### Set task
The records that follow must be repeated verbatim, every one of them.

### Figure record extracts
════════

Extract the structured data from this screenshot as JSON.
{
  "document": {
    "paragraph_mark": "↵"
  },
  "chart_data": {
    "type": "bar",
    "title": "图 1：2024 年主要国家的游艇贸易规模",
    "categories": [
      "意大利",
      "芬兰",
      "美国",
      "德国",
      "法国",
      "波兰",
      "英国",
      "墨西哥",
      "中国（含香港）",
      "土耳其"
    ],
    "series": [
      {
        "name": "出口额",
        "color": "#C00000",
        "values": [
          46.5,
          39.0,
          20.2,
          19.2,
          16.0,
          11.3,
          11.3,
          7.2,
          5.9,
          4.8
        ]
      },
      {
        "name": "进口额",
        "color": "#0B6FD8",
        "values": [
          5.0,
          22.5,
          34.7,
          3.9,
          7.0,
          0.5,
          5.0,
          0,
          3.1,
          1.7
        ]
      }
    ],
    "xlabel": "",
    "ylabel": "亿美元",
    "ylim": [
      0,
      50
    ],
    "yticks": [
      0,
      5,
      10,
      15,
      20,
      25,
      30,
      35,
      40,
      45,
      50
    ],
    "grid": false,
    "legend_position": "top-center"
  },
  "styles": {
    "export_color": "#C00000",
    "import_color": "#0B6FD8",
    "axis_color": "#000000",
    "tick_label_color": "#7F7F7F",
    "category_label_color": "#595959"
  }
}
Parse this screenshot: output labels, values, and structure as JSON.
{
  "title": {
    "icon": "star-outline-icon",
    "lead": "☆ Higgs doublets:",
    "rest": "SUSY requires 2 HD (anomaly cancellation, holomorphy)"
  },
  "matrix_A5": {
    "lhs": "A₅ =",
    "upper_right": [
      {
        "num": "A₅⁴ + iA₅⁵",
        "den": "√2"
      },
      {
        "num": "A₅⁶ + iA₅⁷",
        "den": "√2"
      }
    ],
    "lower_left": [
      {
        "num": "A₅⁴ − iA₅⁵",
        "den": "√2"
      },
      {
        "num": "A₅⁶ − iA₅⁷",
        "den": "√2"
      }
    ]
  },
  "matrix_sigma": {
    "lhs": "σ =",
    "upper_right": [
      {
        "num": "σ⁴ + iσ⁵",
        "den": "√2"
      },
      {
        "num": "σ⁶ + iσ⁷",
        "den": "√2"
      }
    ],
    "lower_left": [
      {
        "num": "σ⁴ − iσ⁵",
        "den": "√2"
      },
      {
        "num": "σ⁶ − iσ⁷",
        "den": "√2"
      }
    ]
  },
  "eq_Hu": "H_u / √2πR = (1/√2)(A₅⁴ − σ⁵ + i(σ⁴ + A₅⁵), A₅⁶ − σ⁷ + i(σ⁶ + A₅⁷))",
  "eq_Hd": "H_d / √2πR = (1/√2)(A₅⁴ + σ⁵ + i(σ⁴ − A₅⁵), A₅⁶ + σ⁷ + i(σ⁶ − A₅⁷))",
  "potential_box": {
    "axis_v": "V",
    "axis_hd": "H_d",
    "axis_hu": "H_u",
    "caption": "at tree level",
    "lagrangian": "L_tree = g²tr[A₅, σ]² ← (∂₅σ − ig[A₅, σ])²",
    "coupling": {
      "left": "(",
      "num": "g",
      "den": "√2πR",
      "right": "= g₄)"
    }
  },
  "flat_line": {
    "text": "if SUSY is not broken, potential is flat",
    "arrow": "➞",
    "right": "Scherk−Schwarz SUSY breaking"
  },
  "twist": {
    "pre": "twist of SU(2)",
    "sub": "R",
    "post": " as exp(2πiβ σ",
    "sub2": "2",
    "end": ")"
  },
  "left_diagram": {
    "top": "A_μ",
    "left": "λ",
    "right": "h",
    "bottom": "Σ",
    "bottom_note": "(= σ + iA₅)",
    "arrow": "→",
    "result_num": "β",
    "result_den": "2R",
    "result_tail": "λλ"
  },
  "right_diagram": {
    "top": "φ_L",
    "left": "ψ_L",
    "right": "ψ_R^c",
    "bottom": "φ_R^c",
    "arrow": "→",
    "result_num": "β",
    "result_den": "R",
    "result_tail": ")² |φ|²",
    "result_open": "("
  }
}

════════

### Problem solution
Extract the structured data from this screenshot as JSON.
{
  "document": {
    "paragraph_mark": "↵"
  },
  "chart_data": {
    "type": "bar",
    "title": "图 1：2024 年主要国家的游艇贸易规模",
    "categories": [
      "意大利",
      "芬兰",
      "美国",
      "德国",
      "法国",
      "波兰",
      "英国",
      "墨西哥",
      "中国（含香港）",
      "土耳其"
    ],
    "series": [
      {
        "name": "出口额",
        "color": "#C00000",
        "values": [
          46.5,
          39.0,
          20.2,
          19.2,
          16.0,
          11.3,
          11.3,
          7.2,
          5.9,
          4.8
        ]
      },
      {
        "name": "进口额",
        "color": "#0B6FD8",
        "values": [
          5.0,
          22.5,
          34.7,
          3.9,
          7.0,
          0.5,
          5.0,
          0,
          3.1,
          1.7
        ]
      }
    ],
    "xlabel": "",
    "ylabel": "亿美元",
    "ylim": [
      0,
      50
    ],
    "yticks": [
      0,
      5,
      10,
      15,
      20,
      25,
      30,
      35,
      40,
      45,
      50
    ],
    "grid": false,
    "legend_position": "top-center"
  },
  "styles": {
    "export_color": "#C00000",
    "import_color": "#0B6FD8",
    "axis_color": "#000000",
    "tick_label_color": "#7F7F7F",
    "category_label_color": "#595959"
  }
}
Parse this screenshot: output labels, values, and structure as JSON.
{
  "title": {
    "icon": "star-outline-icon",
    "lead": "☆ Higgs doublets:",
    "rest": "SUSY requires 2 HD (anomaly cancellation, holomorphy)"
  },
  "matrix_A5": {
    "lhs": "A₅ =",
    "upper_right": [
      {
        "num": "A₅⁴ + iA₅⁵",
        "den": "√2"
      },
      {
        "num": "A₅⁶ + iA₅⁷",
        "den": "√2"
      }
    ],
    "lower_left": [
      {
        "num": "A₅⁴ − iA₅⁵",
        "den": "√2"
      },
      {
        "num": "A₅⁶ − iA₅⁷",
        "den": "√2"
      }
    ]
  },
  "matrix_sigma": {
    "lhs": "σ =",
    "upper_right": [
      {
        "num": "σ⁴ + iσ⁵",
        "den": "√2"
      },
      {
        "num": "σ⁶ + iσ⁷",
        "den": "√2"
      }
    ],
    "lower_left": [
      {
        "num": "σ⁴ − iσ⁵",
        "den": "√2"
      },
      {
        "num": "σ⁶ − iσ⁷",
        "den": "√2"
      }
    ]
  },
  "eq_Hu": "H_u / √2πR = (1/√2)(A₅⁴ − σ⁵ + i(σ⁴ + A₅⁵), A₅⁶ − σ⁷ + i(σ⁶ + A₅⁷))",
  "eq_Hd": "H_d / √2πR = (1/√2)(A₅⁴ + σ⁵ + i(σ⁴ − A₅⁵), A₅⁶ + σ⁷ + i(σ⁶ − A₅⁷))",
  "potential_box": {
    "axis_v": "V",
    "axis_hd": "H_d",
    "axis_hu": "H_u",
    "caption": "at tree level",
    "lagrangian": "L_tree = g²tr[A₅, σ]² ← (∂₅σ − ig[A₅, σ])²",
    "coupling": {
      "left": "(",
      "num": "g",
      "den": "√2πR",
      "right": "= g₄)"
    }
  },
  "flat_line": {
    "text": "if SUSY is not broken, potential is flat",
    "arrow": "➞",
    "right": "Scherk−Schwarz SUSY breaking"
  },
  "twist": {
    "pre": "twist of SU(2)",
    "sub": "R",
    "post": " as exp(2πiβ σ",
    "sub2": "2",
    "end": ")"
  },
  "left_diagram": {
    "top": "A_μ",
    "left": "λ",
    "right": "h",
    "bottom": "Σ",
    "bottom_note": "(= σ + iA₅)",
    "arrow": "→",
    "result_num": "β",
    "result_den": "2R",
    "result_tail": "λλ"
  },
  "right_diagram": {
    "top": "φ_L",
    "left": "ψ_L",
    "right": "ψ_R^c",
    "bottom": "φ_R^c",
    "arrow": "→",
    "result_num": "β",
    "result_den": "R",
    "result_tail": ")² |φ|²",
    "result_open": "("
  }
}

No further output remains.